**Aim:** Copy out each line that has "Sequence" in it.
## BEGIN Exercise data
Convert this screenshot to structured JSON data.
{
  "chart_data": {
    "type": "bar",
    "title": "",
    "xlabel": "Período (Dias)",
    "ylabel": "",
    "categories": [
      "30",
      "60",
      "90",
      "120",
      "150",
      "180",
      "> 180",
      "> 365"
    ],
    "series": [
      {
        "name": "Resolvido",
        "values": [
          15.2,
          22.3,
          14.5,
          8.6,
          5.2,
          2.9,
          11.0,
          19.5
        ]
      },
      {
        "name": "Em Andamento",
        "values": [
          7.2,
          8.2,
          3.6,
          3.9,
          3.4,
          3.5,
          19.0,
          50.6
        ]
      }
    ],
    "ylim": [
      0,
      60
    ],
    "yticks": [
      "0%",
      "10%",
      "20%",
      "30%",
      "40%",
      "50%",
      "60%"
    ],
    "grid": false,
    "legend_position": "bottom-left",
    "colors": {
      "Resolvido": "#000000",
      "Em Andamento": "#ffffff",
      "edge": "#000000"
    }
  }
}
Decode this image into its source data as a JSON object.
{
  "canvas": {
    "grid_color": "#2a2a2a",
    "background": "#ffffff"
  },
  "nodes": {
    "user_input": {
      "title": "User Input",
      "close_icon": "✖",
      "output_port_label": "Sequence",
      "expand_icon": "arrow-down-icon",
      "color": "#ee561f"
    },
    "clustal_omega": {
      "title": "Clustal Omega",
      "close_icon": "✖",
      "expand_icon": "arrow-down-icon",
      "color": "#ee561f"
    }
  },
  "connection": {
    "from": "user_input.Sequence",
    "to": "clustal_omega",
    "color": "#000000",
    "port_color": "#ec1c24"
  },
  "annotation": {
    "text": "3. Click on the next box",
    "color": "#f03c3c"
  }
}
## END Exercise data
**Answer for this exercise:**
      "output_port_label": "Sequence",
    "from": "user_input.Sequence",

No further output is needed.